TASK >>
Among the records below, find each line that includes the string "Brandstof" and copy it.

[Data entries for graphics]

## start

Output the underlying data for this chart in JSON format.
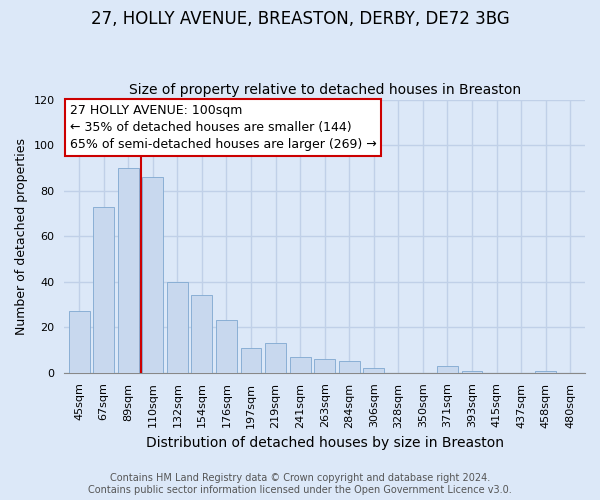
{
  "title": "27, HOLLY AVENUE, BREASTON, DERBY, DE72 3BG",
  "subtitle": "Size of property relative to detached houses in Breaston",
  "xlabel": "Distribution of detached houses by size in Breaston",
  "ylabel": "Number of detached properties",
  "footer_line1": "Contains HM Land Registry data © Crown copyright and database right 2024.",
  "footer_line2": "Contains public sector information licensed under the Open Government Licence v3.0.",
  "bar_labels": [
    "45sqm",
    "67sqm",
    "89sqm",
    "110sqm",
    "132sqm",
    "154sqm",
    "176sqm",
    "197sqm",
    "219sqm",
    "241sqm",
    "263sqm",
    "284sqm",
    "306sqm",
    "328sqm",
    "350sqm",
    "371sqm",
    "393sqm",
    "415sqm",
    "437sqm",
    "458sqm",
    "480sqm"
  ],
  "bar_values": [
    27,
    73,
    90,
    86,
    40,
    34,
    23,
    11,
    13,
    7,
    6,
    5,
    2,
    0,
    0,
    3,
    1,
    0,
    0,
    1,
    0
  ],
  "bar_color": "#c8d8ee",
  "bar_edge_color": "#7fa8d0",
  "vline_color": "#cc0000",
  "vline_pos": 2.5,
  "annotation_text": "27 HOLLY AVENUE: 100sqm\n← 35% of detached houses are smaller (144)\n65% of semi-detached houses are larger (269) →",
  "annotation_box_facecolor": "#ffffff",
  "annotation_box_edgecolor": "#cc0000",
  "ylim": [
    0,
    120
  ],
  "yticks": [
    0,
    20,
    40,
    60,
    80,
    100,
    120
  ],
  "background_color": "#dce8f8",
  "plot_bg_color": "#dce8f8",
  "grid_color": "#c0d0e8",
  "title_fontsize": 12,
  "subtitle_fontsize": 10,
  "xlabel_fontsize": 10,
  "ylabel_fontsize": 9,
  "tick_fontsize": 8,
  "annotation_fontsize": 9,
  "footer_fontsize": 7
}
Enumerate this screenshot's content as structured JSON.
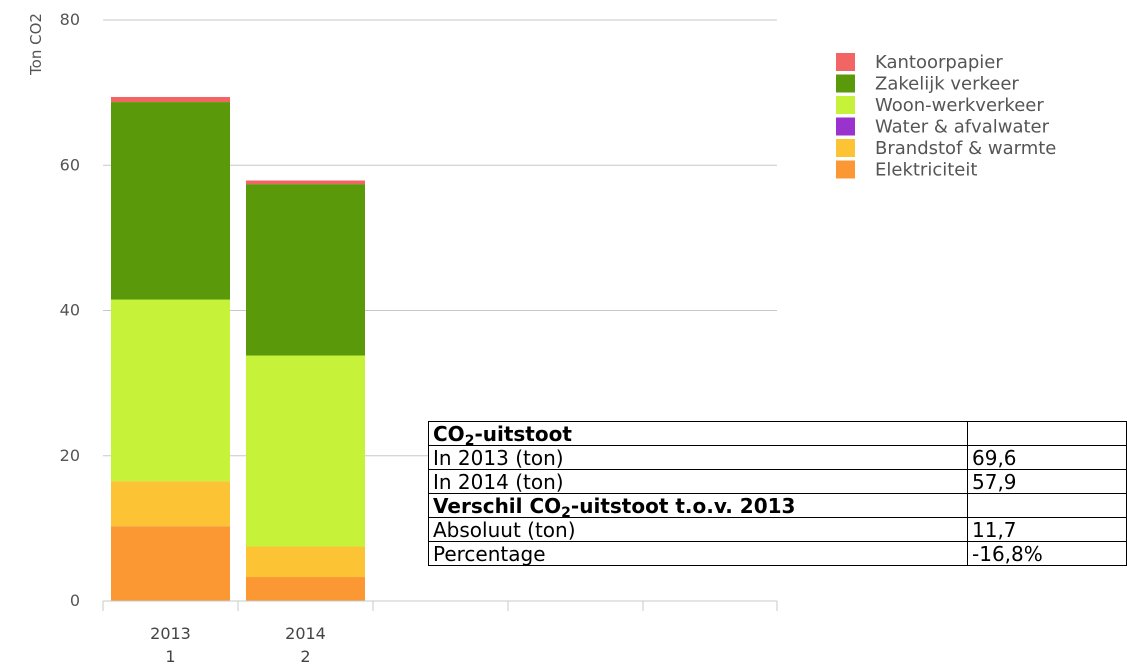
{
  "chart_data": {
    "type": "bar",
    "stacked": true,
    "categories": [
      "2013",
      "2014"
    ],
    "sub_categories": [
      "1",
      "2"
    ],
    "ylabel": "Ton CO2",
    "ylim": [
      0,
      80
    ],
    "yticks": [
      "0",
      "20",
      "40",
      "60",
      "80"
    ],
    "grid": true,
    "legend_position": "top-right",
    "series": [
      {
        "name": "Elektriciteit",
        "color": "#fb9834",
        "values": [
          10.3,
          3.3
        ]
      },
      {
        "name": "Brandstof & warmte",
        "color": "#fcc434",
        "values": [
          6.2,
          4.2
        ]
      },
      {
        "name": "Water & afvalwater",
        "color": "#9a32cd",
        "values": [
          0,
          0
        ]
      },
      {
        "name": "Woon-werkverkeer",
        "color": "#c7f23a",
        "values": [
          25.0,
          26.3
        ]
      },
      {
        "name": "Zakelijk verkeer",
        "color": "#5a9a0a",
        "values": [
          27.2,
          23.6
        ]
      },
      {
        "name": "Kantoorpapier",
        "color": "#f26565",
        "values": [
          0.7,
          0.5
        ]
      }
    ],
    "legend_order": [
      "Kantoorpapier",
      "Zakelijk verkeer",
      "Woon-werkverkeer",
      "Water & afvalwater",
      "Brandstof & warmte",
      "Elektriciteit"
    ]
  },
  "table": {
    "header1_prefix": "CO",
    "header1_sub": "2",
    "header1_suffix": "-uitstoot",
    "row1_label": "In 2013 (ton)",
    "row1_value": "69,6",
    "row2_label": "In 2014 (ton)",
    "row2_value": "57,9",
    "header2_prefix": "Verschil CO",
    "header2_sub": "2",
    "header2_suffix": "-uitstoot t.o.v. 2013",
    "row3_label": "Absoluut (ton)",
    "row3_value": "11,7",
    "row4_label": "Percentage",
    "row4_value": "-16,8%"
  }
}
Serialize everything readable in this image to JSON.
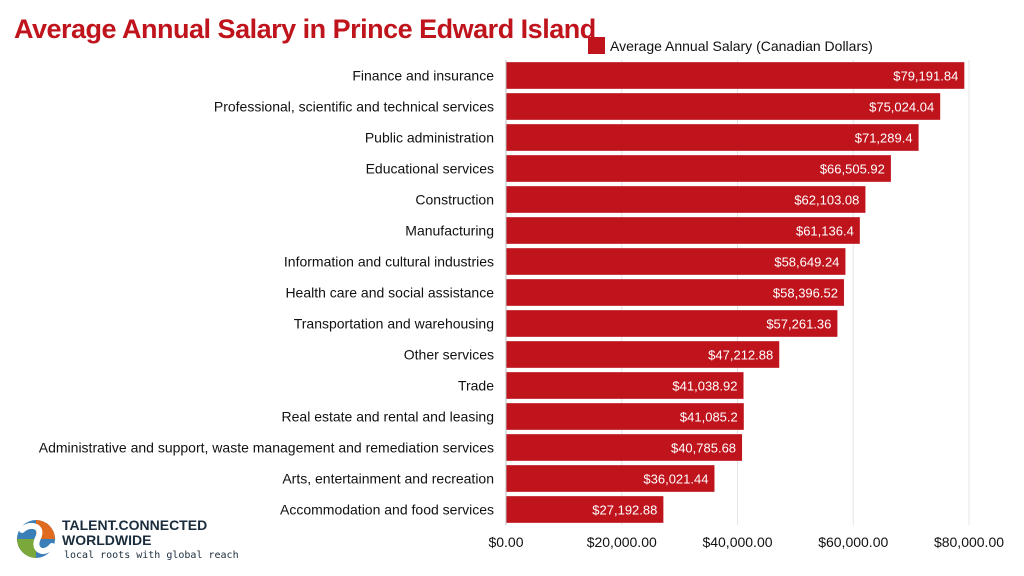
{
  "colors": {
    "bar": "#c0141d",
    "title": "#c0141d",
    "grid": "#e4e4e4",
    "text": "#111111",
    "label_text": "#ffffff"
  },
  "chart_data": {
    "type": "bar",
    "orientation": "horizontal",
    "title": "Average Annual Salary in Prince Edward Island",
    "legend": {
      "position": "top-right",
      "entries": [
        "Average Annual Salary (Canadian Dollars)"
      ]
    },
    "categories": [
      "Finance and insurance",
      "Professional, scientific and technical services",
      "Public administration",
      "Educational services",
      "Construction",
      "Manufacturing",
      "Information and cultural industries",
      "Health care and social assistance",
      "Transportation and warehousing",
      "Other services",
      "Trade",
      "Real estate and rental and leasing",
      "Administrative and support, waste management and remediation services",
      "Arts, entertainment and recreation",
      "Accommodation and food services"
    ],
    "series": [
      {
        "name": "Average Annual Salary (Canadian Dollars)",
        "values": [
          79191.84,
          75024.04,
          71289.4,
          66505.92,
          62103.08,
          61136.4,
          58649.24,
          58396.52,
          57261.36,
          47212.88,
          41038.92,
          41085.2,
          40785.68,
          36021.44,
          27192.88
        ],
        "labels": [
          "$79,191.84",
          "$75,024.04",
          "$71,289.4",
          "$66,505.92",
          "$62,103.08",
          "$61,136.4",
          "$58,649.24",
          "$58,396.52",
          "$57,261.36",
          "$47,212.88",
          "$41,038.92",
          "$41,085.2",
          "$40,785.68",
          "$36,021.44",
          "$27,192.88"
        ]
      }
    ],
    "x_ticks": [
      0,
      20000,
      40000,
      60000,
      80000
    ],
    "x_tick_labels": [
      "$0.00",
      "$20,000.00",
      "$40,000.00",
      "$60,000.00",
      "$80,000.00"
    ],
    "xlim": [
      0,
      80000
    ],
    "grid": true,
    "xlabel": "",
    "ylabel": ""
  },
  "logo": {
    "name_line1": "TALENT.CONNECTED",
    "name_line2": "WORLDWIDE",
    "tagline": "local roots with global reach"
  }
}
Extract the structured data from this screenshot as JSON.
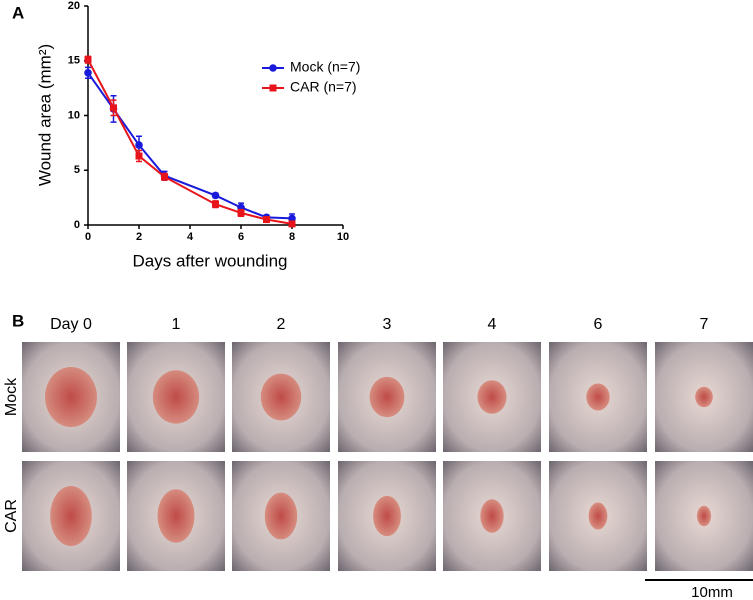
{
  "chart_data": {
    "type": "line",
    "panel_label": "A",
    "xlabel": "Days after wounding",
    "ylabel": "Wound area (mm²)",
    "x": [
      0,
      1,
      2,
      3,
      5,
      6,
      7,
      8
    ],
    "series": [
      {
        "name": "Mock (n=7)",
        "color": "#1a1adb",
        "marker": "circle",
        "values": [
          13.9,
          10.6,
          7.3,
          4.5,
          2.7,
          1.6,
          0.7,
          0.6
        ],
        "errors": [
          0.5,
          1.2,
          0.8,
          0.4,
          0.2,
          0.4,
          0.2,
          0.4
        ]
      },
      {
        "name": "CAR (n=7)",
        "color": "#e8141b",
        "marker": "square",
        "values": [
          15.1,
          10.7,
          6.3,
          4.4,
          1.9,
          1.1,
          0.5,
          0.1
        ],
        "errors": [
          0.3,
          0.7,
          0.5,
          0.3,
          0.3,
          0.3,
          0.1,
          0.1
        ]
      }
    ],
    "xlim": [
      0,
      10
    ],
    "xticks": [
      0,
      2,
      4,
      6,
      8,
      10
    ],
    "ylim": [
      0,
      20
    ],
    "yticks": [
      0,
      5,
      10,
      15,
      20
    ],
    "legend": "upper right",
    "grid": false
  },
  "photos": {
    "panel_label": "B",
    "columns": [
      "Day 0",
      "1",
      "2",
      "3",
      "4",
      "6",
      "7"
    ],
    "rows": [
      "Mock",
      "CAR"
    ],
    "scale_bar": "10mm"
  }
}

## end

FULL ANSWER >>
        "name": "Brandstof & warmte",
      "Brandstof & warmte",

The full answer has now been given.